* Written request A: In the passage on bush souls, where was the "baboon soul" waiting for reincarnation when the woman went to pray for a babe?
* Written request B: Reproduce the passage on bush souls from "June 26th, 2007" up to and including "upon the new-comer.".

* Passage:
Affinities or “Bush Souls”
June 26th, 2007 02:34 pm![[personal profile]](https://www.dreamwidth.org/img/silk/identity/user.png)
The term “affinity” is in use among educated natives throughout the West Coast to express the mysterious link believed to exist between human beings and the plant or animal into which they are thought, under certain conditions, to have the power of sending forth their souls.
***
With regard to West Coast “affinities”, many are thought to be hereditary in families, but at times a babe is born to a house, no member of which has ever before been known to bear the “mark” of any animal, yet the likeness of some such can be clearly discerned upon the new-comer.
The explanation for this was somewhat confusedly given me by a woman, who herself had borne a babe belonging to the baboon totem, although, as she sadly said, no “monkey soul” had ever before been known in her family. ... My informant seemed to hold that the likeness to a baboon, clearly discernible in her son, though in no other member of the family on either side, so far as could be traced, was due to the fact that a “baboon soul” chanced to be awaiting reincarnation in the precincts of the sacred pool at the time when she went down thither to pray for the speedy coming of a babe. Under the term “baboon soul” she included both the ghost of a man who in a former existence had belonged to this totem, and of one who, during a long series of earth-lives, had been in the habit of sending out his soul into the form of a baboon “affinity”, and so, by constant wearing of the were-shape his human body had gradually taken upon itself signs of likeness to its “affinity”.

* Items:
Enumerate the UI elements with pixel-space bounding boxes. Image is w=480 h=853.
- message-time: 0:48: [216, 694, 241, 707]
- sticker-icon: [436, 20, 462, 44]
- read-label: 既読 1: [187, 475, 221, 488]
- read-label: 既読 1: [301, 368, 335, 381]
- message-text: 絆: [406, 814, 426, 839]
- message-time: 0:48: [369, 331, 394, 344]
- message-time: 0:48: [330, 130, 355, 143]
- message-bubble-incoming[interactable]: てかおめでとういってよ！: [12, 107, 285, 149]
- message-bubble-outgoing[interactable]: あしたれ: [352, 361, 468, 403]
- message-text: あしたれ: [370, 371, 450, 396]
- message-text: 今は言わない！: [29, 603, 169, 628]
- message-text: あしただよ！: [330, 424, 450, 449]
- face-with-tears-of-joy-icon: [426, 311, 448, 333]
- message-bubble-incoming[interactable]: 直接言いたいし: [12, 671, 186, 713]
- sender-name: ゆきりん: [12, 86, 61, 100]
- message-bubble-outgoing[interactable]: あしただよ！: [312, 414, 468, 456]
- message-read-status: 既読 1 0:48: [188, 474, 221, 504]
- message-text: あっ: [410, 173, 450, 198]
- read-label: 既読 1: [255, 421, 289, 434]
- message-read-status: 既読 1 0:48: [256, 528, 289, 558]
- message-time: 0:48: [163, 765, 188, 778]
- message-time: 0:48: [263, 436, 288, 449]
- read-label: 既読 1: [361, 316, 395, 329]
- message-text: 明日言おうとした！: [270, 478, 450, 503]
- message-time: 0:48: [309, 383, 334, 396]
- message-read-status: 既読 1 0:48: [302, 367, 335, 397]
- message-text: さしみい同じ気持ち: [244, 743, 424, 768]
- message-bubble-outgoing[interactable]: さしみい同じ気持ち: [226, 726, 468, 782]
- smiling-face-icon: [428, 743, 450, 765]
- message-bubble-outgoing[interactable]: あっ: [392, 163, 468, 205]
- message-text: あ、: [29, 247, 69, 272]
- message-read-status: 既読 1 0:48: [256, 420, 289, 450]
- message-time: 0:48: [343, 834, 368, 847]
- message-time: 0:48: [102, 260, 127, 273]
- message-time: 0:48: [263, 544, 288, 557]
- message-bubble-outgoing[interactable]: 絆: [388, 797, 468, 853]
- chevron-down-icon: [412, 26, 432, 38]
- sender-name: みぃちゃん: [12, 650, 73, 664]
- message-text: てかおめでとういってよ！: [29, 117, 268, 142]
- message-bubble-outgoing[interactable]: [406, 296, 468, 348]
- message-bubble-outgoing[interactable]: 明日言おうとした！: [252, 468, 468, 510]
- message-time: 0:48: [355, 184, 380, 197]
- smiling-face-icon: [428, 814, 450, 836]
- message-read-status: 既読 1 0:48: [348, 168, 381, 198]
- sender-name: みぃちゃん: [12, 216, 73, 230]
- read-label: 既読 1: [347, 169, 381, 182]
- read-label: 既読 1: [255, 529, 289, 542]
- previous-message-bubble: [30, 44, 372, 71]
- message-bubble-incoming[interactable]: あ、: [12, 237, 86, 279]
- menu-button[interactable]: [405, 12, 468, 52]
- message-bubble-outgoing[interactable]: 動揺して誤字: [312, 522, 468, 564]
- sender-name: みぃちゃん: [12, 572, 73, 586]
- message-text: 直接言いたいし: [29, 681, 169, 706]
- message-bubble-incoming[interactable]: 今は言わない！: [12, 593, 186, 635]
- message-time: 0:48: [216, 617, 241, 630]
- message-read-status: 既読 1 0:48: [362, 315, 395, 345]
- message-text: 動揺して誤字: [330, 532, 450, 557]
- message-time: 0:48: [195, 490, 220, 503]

* Task solution A: In the precincts of the sacred pool.

* Task solution B:
June 26th, 2007 02:34 pm![[personal profile]](https://www.dreamwidth.org/img/silk/identity/user.png)
The term “affinity” is in use among educated natives throughout the West Coast to express the mysterious link believed to exist between human beings and the plant or animal into which they are thought, under certain conditions, to have the power of sending forth their souls.
***
With regard to West Coast “affinities”, many are thought to be hereditary in families, but at times a babe is born to a house, no member of which has ever before been known to bear the “mark” of any animal, yet the likeness of some such can be clearly discerned upon the new-comer.